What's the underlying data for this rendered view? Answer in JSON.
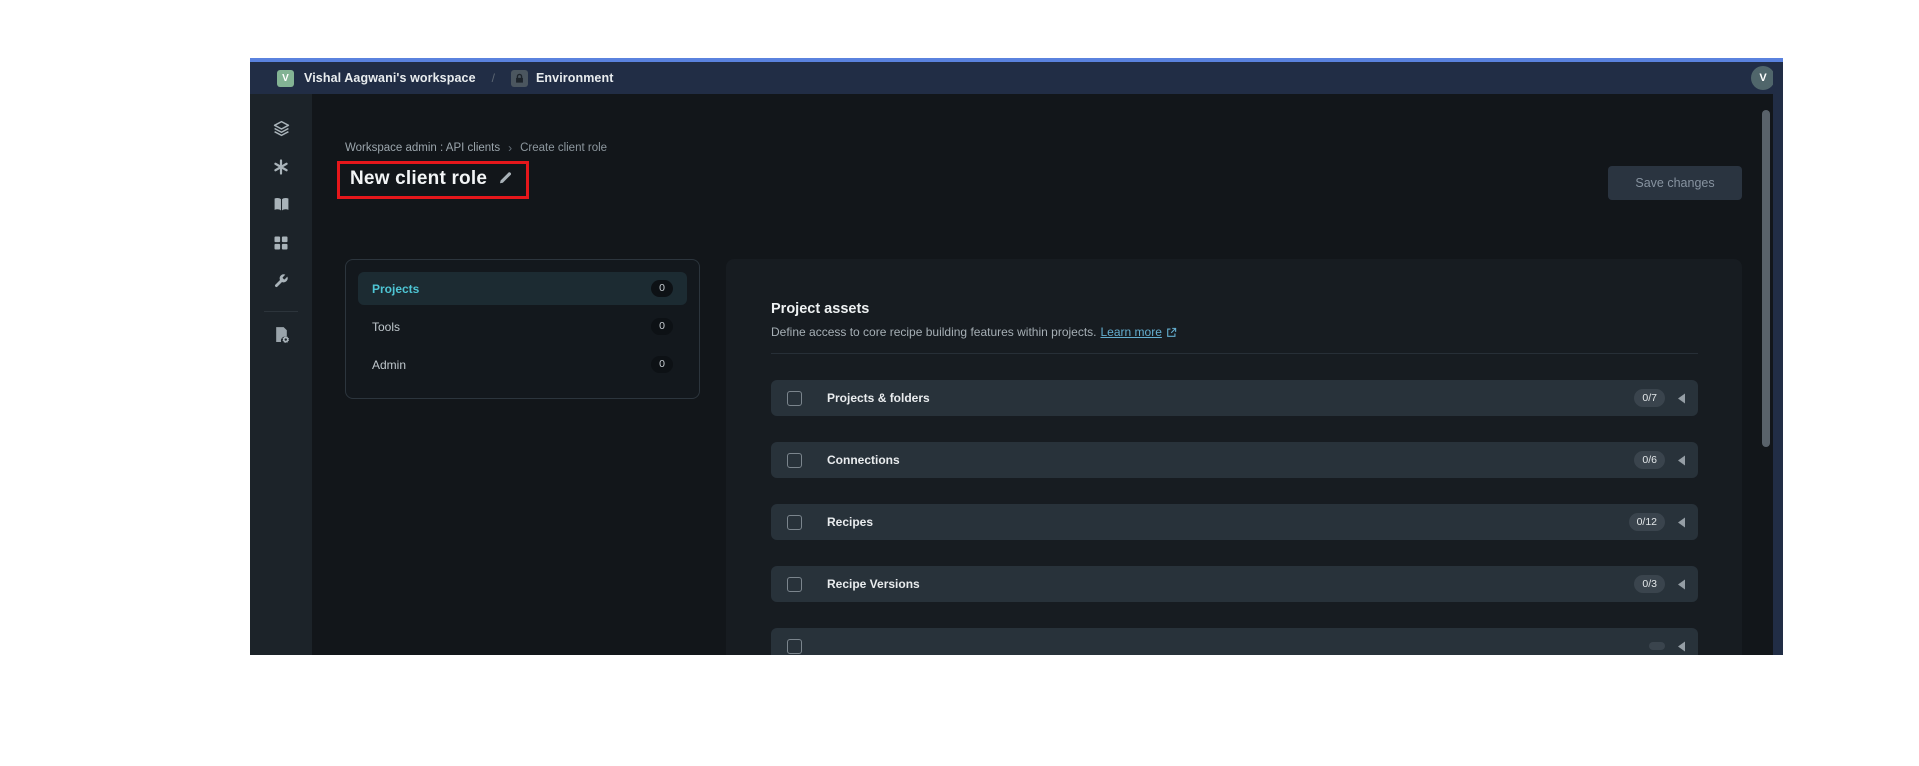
{
  "colors": {
    "accent_blue": "#5a82de",
    "topbar_navy": "#212d45",
    "selected_teal": "#4ec5d4",
    "annotation_red": "#e5171b",
    "workspace_green": "#83b394"
  },
  "topbar": {
    "workspace_initial": "V",
    "workspace_name": "Vishal Aagwani's workspace",
    "separator": "/",
    "environment_label": "Environment",
    "avatar_initial": "V"
  },
  "sidebar": {
    "icons": [
      "layers-stack-icon",
      "asterisk-icon",
      "library-book-icon",
      "dashboard-grid-icon",
      "tools-wrench-icon",
      "admin-file-gear-icon"
    ]
  },
  "page": {
    "breadcrumb": {
      "parent": "Workspace admin : API clients",
      "separator": "›",
      "current": "Create client role"
    },
    "title": "New client role",
    "save_button": "Save changes"
  },
  "tabs": {
    "items": [
      {
        "label": "Projects",
        "count": "0",
        "selected": true
      },
      {
        "label": "Tools",
        "count": "0",
        "selected": false
      },
      {
        "label": "Admin",
        "count": "0",
        "selected": false
      }
    ]
  },
  "panel": {
    "heading": "Project assets",
    "description": "Define access to core recipe building features within projects.",
    "link_label": "Learn more",
    "rows": [
      {
        "label": "Projects & folders",
        "count": "0/7"
      },
      {
        "label": "Connections",
        "count": "0/6"
      },
      {
        "label": "Recipes",
        "count": "0/12"
      },
      {
        "label": "Recipe Versions",
        "count": "0/3"
      },
      {
        "label": "",
        "count": ""
      }
    ]
  }
}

------------------------------------------------

DESCRIPTION OF THE TASK >> Reproduce every record above exactly, omitting the pictures.

EXERCISE RESULT >>
What's the underlying data for this rendered view? Answer in JSON.
{
  "colors": {
    "accent_blue": "#5a82de",
    "topbar_navy": "#212d45",
    "selected_teal": "#4ec5d4",
    "annotation_red": "#e5171b",
    "workspace_green": "#83b394"
  },
  "topbar": {
    "workspace_initial": "V",
    "workspace_name": "Vishal Aagwani's workspace",
    "separator": "/",
    "environment_label": "Environment",
    "avatar_initial": "V"
  },
  "sidebar": {
    "icons": [
      "layers-stack-icon",
      "asterisk-icon",
      "library-book-icon",
      "dashboard-grid-icon",
      "tools-wrench-icon",
      "admin-file-gear-icon"
    ]
  },
  "page": {
    "breadcrumb": {
      "parent": "Workspace admin : API clients",
      "separator": "›",
      "current": "Create client role"
    },
    "title": "New client role",
    "save_button": "Save changes"
  },
  "tabs": {
    "items": [
      {
        "label": "Projects",
        "count": "0",
        "selected": true
      },
      {
        "label": "Tools",
        "count": "0",
        "selected": false
      },
      {
        "label": "Admin",
        "count": "0",
        "selected": false
      }
    ]
  },
  "panel": {
    "heading": "Project assets",
    "description": "Define access to core recipe building features within projects.",
    "link_label": "Learn more",
    "rows": [
      {
        "label": "Projects & folders",
        "count": "0/7"
      },
      {
        "label": "Connections",
        "count": "0/6"
      },
      {
        "label": "Recipes",
        "count": "0/12"
      },
      {
        "label": "Recipe Versions",
        "count": "0/3"
      },
      {
        "label": "",
        "count": ""
      }
    ]
  }
}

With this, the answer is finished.